▶ **Collection entries**
- - -

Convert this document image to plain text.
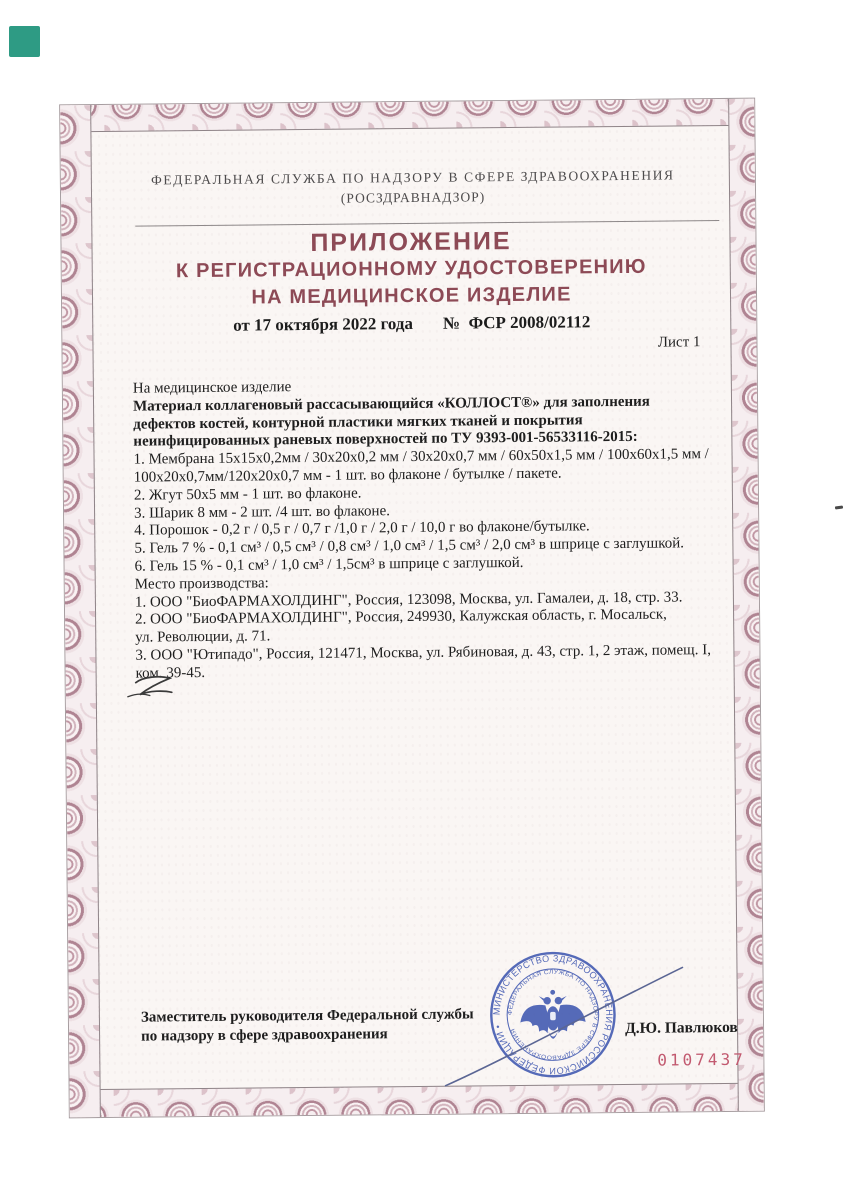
ФЕДЕРАЛЬНАЯ СЛУЖБА ПО НАДЗОРУ В СФЕРЕ ЗДРАВООХРАНЕНИЯ
(РОСЗДРАВНАДЗОР)
ПРИЛОЖЕНИЕ
К РЕГИСТРАЦИОННОМУ УДОСТОВЕРЕНИЮ
НА МЕДИЦИНСКОЕ ИЗДЕЛИЕ
от 17 октября 2022 года № ФСР 2008/02112
Лист 1
На медицинское изделие
Материал коллагеновый рассасывающийся «КОЛЛОСТ®» для заполнения
дефектов костей, контурной пластики мягких тканей и покрытия
неинфицированных раневых поверхностей по ТУ 9393-001-56533116-2015:
1. Мембрана 15х15х0,2мм / 30х20х0,2 мм / 30х20х0,7 мм / 60х50х1,5 мм / 100х60х1,5 мм /
100х20х0,7мм/120х20х0,7 мм - 1 шт. во флаконе / бутылке / пакете.
2. Жгут 50х5 мм - 1 шт. во флаконе.
3. Шарик 8 мм - 2 шт. /4 шт. во флаконе.
4. Порошок - 0,2 г / 0,5 г / 0,7 г /1,0 г / 2,0 г / 10,0 г во флаконе/бутылке.
5. Гель 7 % - 0,1 см³ / 0,5 см³ / 0,8 см³ / 1,0 см³ / 1,5 см³ / 2,0 см³ в шприце с заглушкой.
6. Гель 15 % - 0,1 см³ / 1,0 см³ / 1,5см³ в шприце с заглушкой.
Место производства:
1. ООО "БиоФАРМАХОЛДИНГ", Россия, 123098, Москва, ул. Гамалеи, д. 18, стр. 33.
2. ООО "БиоФАРМАХОЛДИНГ", Россия, 249930, Калужская область, г. Мосальск,
ул. Революции, д. 71.
3. ООО "Ютипадо", Россия, 121471, Москва, ул. Рябиновая, д. 43, стр. 1, 2 этаж, помещ. I,
ком. 39-45.
Заместитель руководителя Федеральной службы
по надзору в сфере здравоохранения	Д.Ю. Павлюков
0107437
МИНИСТЕРСТВО ЗДРАВООХРАНЕНИЯ РОССИЙСКОЙ ФЕДЕРАЦИИ •
ФЕДЕРАЛЬНАЯ СЛУЖБА ПО НАДЗОРУ В СФЕРЕ ЗДРАВООХРАНЕНИЯ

- - -

▶ **What this task involves**
Repeat each record exactly as shown above, dropping all images.

▶ **The output**
Convert this document image to plain text.
ФЕДЕРАЛЬНАЯ СЛУЖБА ПО НАДЗОРУ В СФЕРЕ ЗДРАВООХРАНЕНИЯ
(РОСЗДРАВНАДЗОР)
ПРИЛОЖЕНИЕ
К РЕГИСТРАЦИОННОМУ УДОСТОВЕРЕНИЮ
НА МЕДИЦИНСКОЕ ИЗДЕЛИЕ
от 17 октября 2022 года № ФСР 2008/02112
Лист 1
На медицинское изделие
Материал коллагеновый рассасывающийся «КОЛЛОСТ®» для заполнения
дефектов костей, контурной пластики мягких тканей и покрытия
неинфицированных раневых поверхностей по ТУ 9393-001-56533116-2015:
1. Мембрана 15х15х0,2мм / 30х20х0,2 мм / 30х20х0,7 мм / 60х50х1,5 мм / 100х60х1,5 мм /
100х20х0,7мм/120х20х0,7 мм - 1 шт. во флаконе / бутылке / пакете.
2. Жгут 50х5 мм - 1 шт. во флаконе.
3. Шарик 8 мм - 2 шт. /4 шт. во флаконе.
4. Порошок - 0,2 г / 0,5 г / 0,7 г /1,0 г / 2,0 г / 10,0 г во флаконе/бутылке.
5. Гель 7 % - 0,1 см³ / 0,5 см³ / 0,8 см³ / 1,0 см³ / 1,5 см³ / 2,0 см³ в шприце с заглушкой.
6. Гель 15 % - 0,1 см³ / 1,0 см³ / 1,5см³ в шприце с заглушкой.
Место производства:
1. ООО "БиоФАРМАХОЛДИНГ", Россия, 123098, Москва, ул. Гамалеи, д. 18, стр. 33.
2. ООО "БиоФАРМАХОЛДИНГ", Россия, 249930, Калужская область, г. Мосальск,
ул. Революции, д. 71.
3. ООО "Ютипадо", Россия, 121471, Москва, ул. Рябиновая, д. 43, стр. 1, 2 этаж, помещ. I,
ком. 39-45.
Заместитель руководителя Федеральной службы
по надзору в сфере здравоохранения	Д.Ю. Павлюков
0107437
МИНИСТЕРСТВО ЗДРАВООХРАНЕНИЯ РОССИЙСКОЙ ФЕДЕРАЦИИ •
ФЕДЕРАЛЬНАЯ СЛУЖБА ПО НАДЗОРУ В СФЕРЕ ЗДРАВООХРАНЕНИЯ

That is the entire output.